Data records
------------------------------
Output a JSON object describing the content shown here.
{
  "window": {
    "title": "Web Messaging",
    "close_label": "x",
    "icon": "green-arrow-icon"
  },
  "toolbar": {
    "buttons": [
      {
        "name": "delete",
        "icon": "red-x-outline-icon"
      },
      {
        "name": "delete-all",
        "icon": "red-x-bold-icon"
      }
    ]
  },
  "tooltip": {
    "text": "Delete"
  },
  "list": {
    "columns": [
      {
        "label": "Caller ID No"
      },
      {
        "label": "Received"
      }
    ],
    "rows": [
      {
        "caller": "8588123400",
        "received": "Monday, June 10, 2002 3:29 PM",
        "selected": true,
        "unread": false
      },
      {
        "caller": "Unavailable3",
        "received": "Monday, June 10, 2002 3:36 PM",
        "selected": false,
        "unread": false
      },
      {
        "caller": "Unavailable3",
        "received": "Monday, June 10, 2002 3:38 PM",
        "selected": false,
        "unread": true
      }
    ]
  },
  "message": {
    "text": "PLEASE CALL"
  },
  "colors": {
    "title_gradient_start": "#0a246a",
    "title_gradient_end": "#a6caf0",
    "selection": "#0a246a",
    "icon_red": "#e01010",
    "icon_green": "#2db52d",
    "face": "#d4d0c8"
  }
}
------------------------------
* _Exercise goal_
Copy each record from above exactly, and include every line.

* _The output_
Output a JSON object describing the content shown here.
{
  "window": {
    "title": "Web Messaging",
    "close_label": "x",
    "icon": "green-arrow-icon"
  },
  "toolbar": {
    "buttons": [
      {
        "name": "delete",
        "icon": "red-x-outline-icon"
      },
      {
        "name": "delete-all",
        "icon": "red-x-bold-icon"
      }
    ]
  },
  "tooltip": {
    "text": "Delete"
  },
  "list": {
    "columns": [
      {
        "label": "Caller ID No"
      },
      {
        "label": "Received"
      }
    ],
    "rows": [
      {
        "caller": "8588123400",
        "received": "Monday, June 10, 2002 3:29 PM",
        "selected": true,
        "unread": false
      },
      {
        "caller": "Unavailable3",
        "received": "Monday, June 10, 2002 3:36 PM",
        "selected": false,
        "unread": false
      },
      {
        "caller": "Unavailable3",
        "received": "Monday, June 10, 2002 3:38 PM",
        "selected": false,
        "unread": true
      }
    ]
  },
  "message": {
    "text": "PLEASE CALL"
  },
  "colors": {
    "title_gradient_start": "#0a246a",
    "title_gradient_end": "#a6caf0",
    "selection": "#0a246a",
    "icon_red": "#e01010",
    "icon_green": "#2db52d",
    "face": "#d4d0c8"
  }
}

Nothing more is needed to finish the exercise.